[Items from a figure collection]
──────────
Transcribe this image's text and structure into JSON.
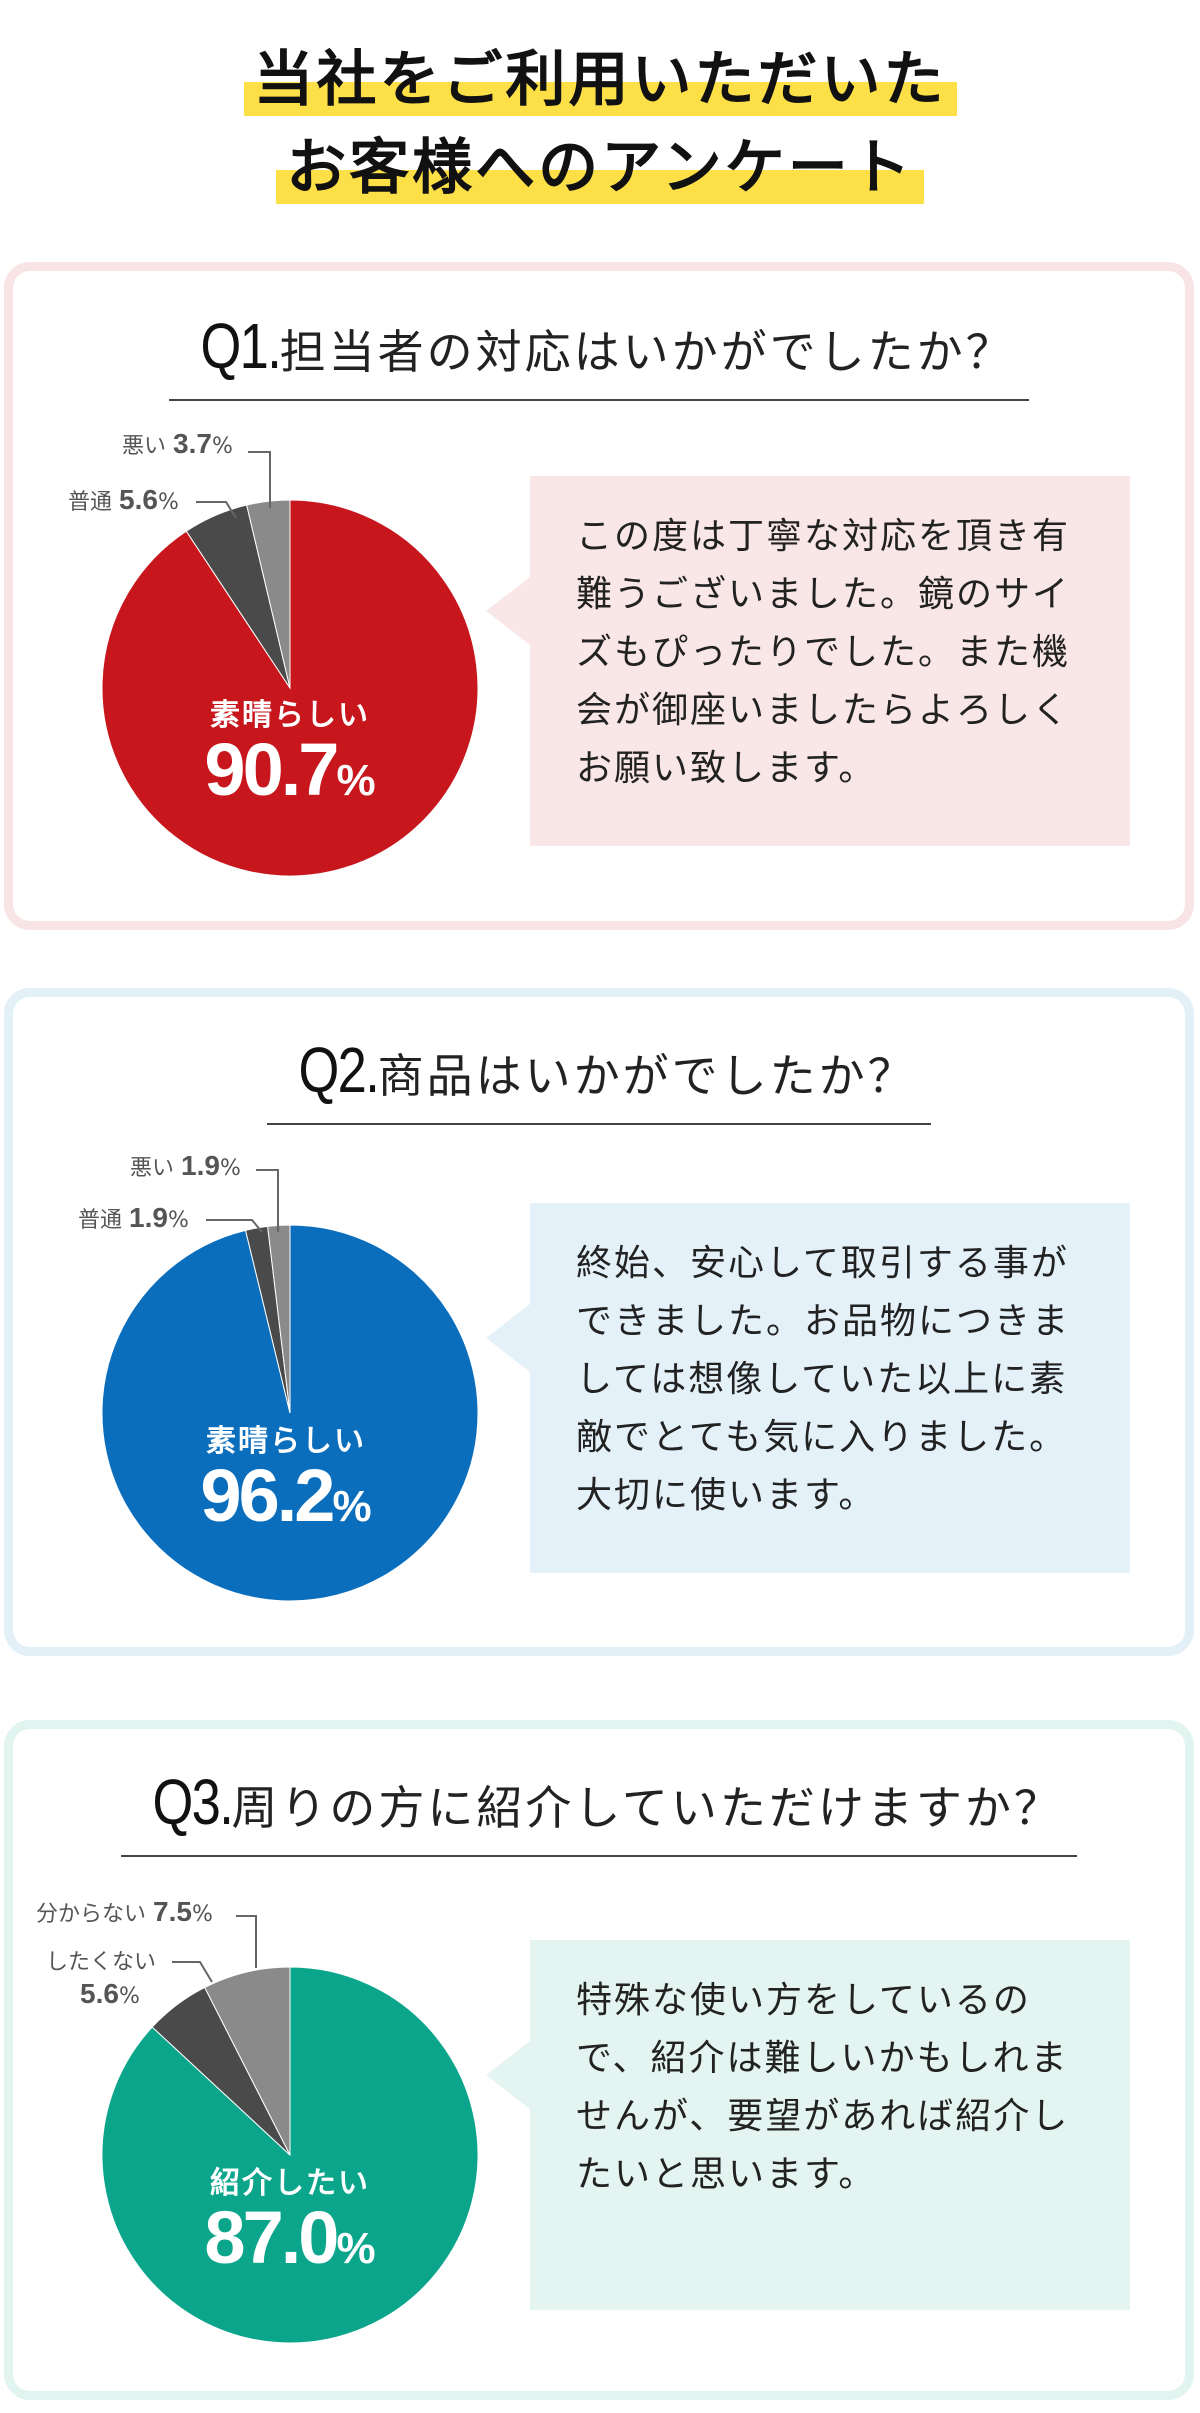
{
  "page_title": {
    "line1": "当社をご利用いただいた",
    "line2": "お客様へのアンケート"
  },
  "colors": {
    "q1_main": "#c8161d",
    "q2_main": "#0b6ebd",
    "q3_main": "#0aa58b",
    "dark_slice": "#4a4a4a",
    "gray_slice": "#8a8a8a",
    "q1_card_border": "#f8e4e4",
    "q1_bubble": "#f9e6e6",
    "q2_card_border": "#e3f0f7",
    "q2_bubble": "#e4f1f9",
    "q3_card_border": "#e2f4f0",
    "q3_bubble": "#e3f4f1"
  },
  "questions": [
    {
      "number": "Q1.",
      "text": "担当者の対応はいかがでしたか？",
      "main_label": "素晴らしい",
      "main_value_big": "90.7",
      "pct": "%",
      "label_a": "普通",
      "label_a_value": "5.6",
      "label_b": "悪い",
      "label_b_value": "3.7",
      "comment": "この度は丁寧な対応を頂き有難うございました。鏡のサイズもぴったりでした。また機会が御座いましたらよろしくお願い致します。"
    },
    {
      "number": "Q2.",
      "text": "商品はいかがでしたか？",
      "main_label": "素晴らしい",
      "main_value_big": "96.2",
      "pct": "%",
      "label_a": "普通",
      "label_a_value": "1.9",
      "label_b": "悪い",
      "label_b_value": "1.9",
      "comment": "終始、安心して取引する事ができました。お品物につきましては想像していた以上に素敵でとても気に入りました。大切に使います。"
    },
    {
      "number": "Q3.",
      "text": "周りの方に紹介していただけますか？",
      "main_label": "紹介したい",
      "main_value_big": "87.0",
      "pct": "%",
      "label_a": "したくない",
      "label_a_value": "5.6",
      "label_b": "分からない",
      "label_b_value": "7.5",
      "comment": "特殊な使い方をしているので、紹介は難しいかもしれませんが、要望があれば紹介したいと思います。"
    }
  ],
  "chart_data": [
    {
      "type": "pie",
      "title": "担当者の対応はいかがでしたか？",
      "slices": [
        {
          "label": "素晴らしい",
          "value": 90.7
        },
        {
          "label": "普通",
          "value": 5.6
        },
        {
          "label": "悪い",
          "value": 3.7
        }
      ]
    },
    {
      "type": "pie",
      "title": "商品はいかがでしたか？",
      "slices": [
        {
          "label": "素晴らしい",
          "value": 96.2
        },
        {
          "label": "普通",
          "value": 1.9
        },
        {
          "label": "悪い",
          "value": 1.9
        }
      ]
    },
    {
      "type": "pie",
      "title": "周りの方に紹介していただけますか？",
      "slices": [
        {
          "label": "紹介したい",
          "value": 87.0
        },
        {
          "label": "したくない",
          "value": 5.6
        },
        {
          "label": "分からない",
          "value": 7.5
        }
      ]
    }
  ]
}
──────────
• PROBLEM STATEMENT: Write the material out again exactly as it appears, dropping the pictures.

• EXERCISE SOLUTION:
Transcribe this image's text and structure into JSON.
{
  "page_title": {
    "line1": "当社をご利用いただいた",
    "line2": "お客様へのアンケート"
  },
  "colors": {
    "q1_main": "#c8161d",
    "q2_main": "#0b6ebd",
    "q3_main": "#0aa58b",
    "dark_slice": "#4a4a4a",
    "gray_slice": "#8a8a8a",
    "q1_card_border": "#f8e4e4",
    "q1_bubble": "#f9e6e6",
    "q2_card_border": "#e3f0f7",
    "q2_bubble": "#e4f1f9",
    "q3_card_border": "#e2f4f0",
    "q3_bubble": "#e3f4f1"
  },
  "questions": [
    {
      "number": "Q1.",
      "text": "担当者の対応はいかがでしたか？",
      "main_label": "素晴らしい",
      "main_value_big": "90.7",
      "pct": "%",
      "label_a": "普通",
      "label_a_value": "5.6",
      "label_b": "悪い",
      "label_b_value": "3.7",
      "comment": "この度は丁寧な対応を頂き有難うございました。鏡のサイズもぴったりでした。また機会が御座いましたらよろしくお願い致します。"
    },
    {
      "number": "Q2.",
      "text": "商品はいかがでしたか？",
      "main_label": "素晴らしい",
      "main_value_big": "96.2",
      "pct": "%",
      "label_a": "普通",
      "label_a_value": "1.9",
      "label_b": "悪い",
      "label_b_value": "1.9",
      "comment": "終始、安心して取引する事ができました。お品物につきましては想像していた以上に素敵でとても気に入りました。大切に使います。"
    },
    {
      "number": "Q3.",
      "text": "周りの方に紹介していただけますか？",
      "main_label": "紹介したい",
      "main_value_big": "87.0",
      "pct": "%",
      "label_a": "したくない",
      "label_a_value": "5.6",
      "label_b": "分からない",
      "label_b_value": "7.5",
      "comment": "特殊な使い方をしているので、紹介は難しいかもしれませんが、要望があれば紹介したいと思います。"
    }
  ],
  "chart_data": [
    {
      "type": "pie",
      "title": "担当者の対応はいかがでしたか？",
      "slices": [
        {
          "label": "素晴らしい",
          "value": 90.7
        },
        {
          "label": "普通",
          "value": 5.6
        },
        {
          "label": "悪い",
          "value": 3.7
        }
      ]
    },
    {
      "type": "pie",
      "title": "商品はいかがでしたか？",
      "slices": [
        {
          "label": "素晴らしい",
          "value": 96.2
        },
        {
          "label": "普通",
          "value": 1.9
        },
        {
          "label": "悪い",
          "value": 1.9
        }
      ]
    },
    {
      "type": "pie",
      "title": "周りの方に紹介していただけますか？",
      "slices": [
        {
          "label": "紹介したい",
          "value": 87.0
        },
        {
          "label": "したくない",
          "value": 5.6
        },
        {
          "label": "分からない",
          "value": 7.5
        }
      ]
    }
  ]
}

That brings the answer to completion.